Description of the task =
Your answer should hold every line of the records below that contains the string "column".

Data for the task =
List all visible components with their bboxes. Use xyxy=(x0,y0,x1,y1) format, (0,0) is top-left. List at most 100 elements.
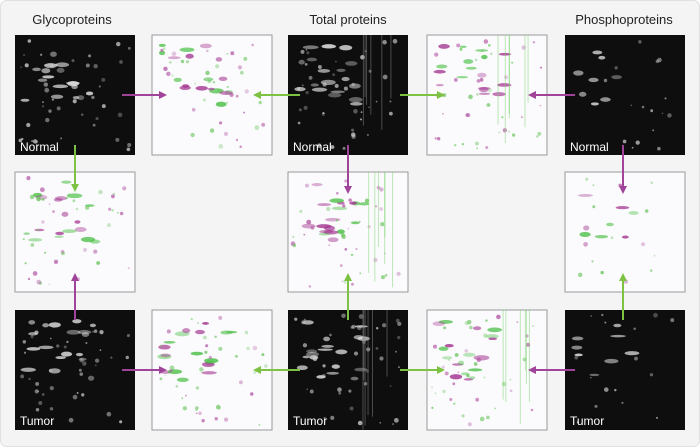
spot xyxy=(592,205,596,209)
spot xyxy=(621,235,629,239)
spot xyxy=(99,349,102,351)
spot xyxy=(442,389,446,394)
spot xyxy=(330,145,335,150)
spot xyxy=(79,372,84,376)
spot xyxy=(261,122,266,127)
spot xyxy=(341,280,344,283)
spot xyxy=(181,397,184,400)
spot xyxy=(624,351,640,356)
column-title: Phosphoproteins xyxy=(575,12,673,27)
spot xyxy=(604,358,619,364)
spot xyxy=(205,344,209,348)
spot xyxy=(532,41,536,44)
spot xyxy=(53,326,55,329)
spot xyxy=(317,65,322,69)
spot xyxy=(195,86,208,91)
gel-panel xyxy=(288,35,408,155)
spot xyxy=(359,272,362,275)
spot xyxy=(397,321,402,326)
spot xyxy=(167,56,181,60)
spot xyxy=(44,251,47,254)
spot xyxy=(298,108,302,112)
spot xyxy=(20,66,23,69)
spot xyxy=(469,325,473,330)
spot xyxy=(525,334,529,338)
spot xyxy=(600,97,611,102)
spot xyxy=(239,145,242,148)
spot xyxy=(52,84,69,89)
column-title: Glycoproteins xyxy=(32,12,112,27)
spot xyxy=(215,64,220,69)
spot xyxy=(34,228,45,232)
spot xyxy=(539,104,542,107)
spot xyxy=(442,113,444,115)
spot xyxy=(509,389,513,393)
spot xyxy=(38,345,54,350)
spot xyxy=(476,147,479,150)
spot xyxy=(198,411,202,415)
spot xyxy=(348,198,352,202)
spot xyxy=(60,249,65,254)
spot xyxy=(435,83,444,87)
spot xyxy=(508,130,510,133)
spot xyxy=(375,327,379,330)
spot xyxy=(306,51,310,55)
spot xyxy=(207,79,212,84)
spot xyxy=(190,317,193,321)
spot xyxy=(644,209,649,213)
spot xyxy=(492,92,506,97)
spot xyxy=(638,40,642,44)
spot xyxy=(96,261,101,265)
spot xyxy=(379,207,383,211)
spot xyxy=(459,47,463,51)
spot xyxy=(449,397,453,402)
spot xyxy=(467,422,472,427)
spot xyxy=(350,221,360,225)
spot xyxy=(481,49,484,53)
spot xyxy=(190,132,195,138)
spot xyxy=(312,356,318,362)
spot xyxy=(82,361,87,366)
spot xyxy=(199,43,212,49)
spot xyxy=(447,358,451,362)
spot xyxy=(379,356,384,361)
spot xyxy=(85,63,90,68)
spot xyxy=(42,105,45,108)
spot xyxy=(56,106,61,111)
spot xyxy=(80,113,84,116)
spot xyxy=(127,46,131,50)
spot xyxy=(375,347,379,350)
spot xyxy=(116,211,119,214)
spot xyxy=(72,199,76,203)
spot xyxy=(203,335,207,340)
spot xyxy=(185,53,194,59)
spot xyxy=(359,118,363,121)
spot xyxy=(223,131,229,136)
spot xyxy=(350,253,354,257)
spot xyxy=(99,330,104,335)
spot xyxy=(465,113,470,117)
spot xyxy=(653,254,656,257)
spot xyxy=(55,62,70,68)
spot xyxy=(358,202,370,206)
spot xyxy=(88,54,92,58)
spot xyxy=(350,325,354,329)
spot xyxy=(258,423,261,426)
spot xyxy=(218,346,223,351)
spot xyxy=(382,39,387,45)
spot xyxy=(590,376,592,379)
spot xyxy=(55,356,67,360)
spot xyxy=(310,83,319,87)
spot xyxy=(201,322,210,325)
spot xyxy=(85,341,88,345)
spot xyxy=(51,98,54,101)
spot xyxy=(306,388,309,391)
spot xyxy=(453,402,456,406)
spot xyxy=(583,241,588,247)
spot xyxy=(488,44,491,47)
spot xyxy=(89,323,97,328)
spot xyxy=(185,394,188,397)
spot xyxy=(160,48,164,52)
spot xyxy=(30,243,35,247)
spot xyxy=(490,52,493,56)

Answer section =
column-title: Phosphoproteins xyxy=(575,12,673,27)
column-title: Glycoproteins xyxy=(32,12,112,27)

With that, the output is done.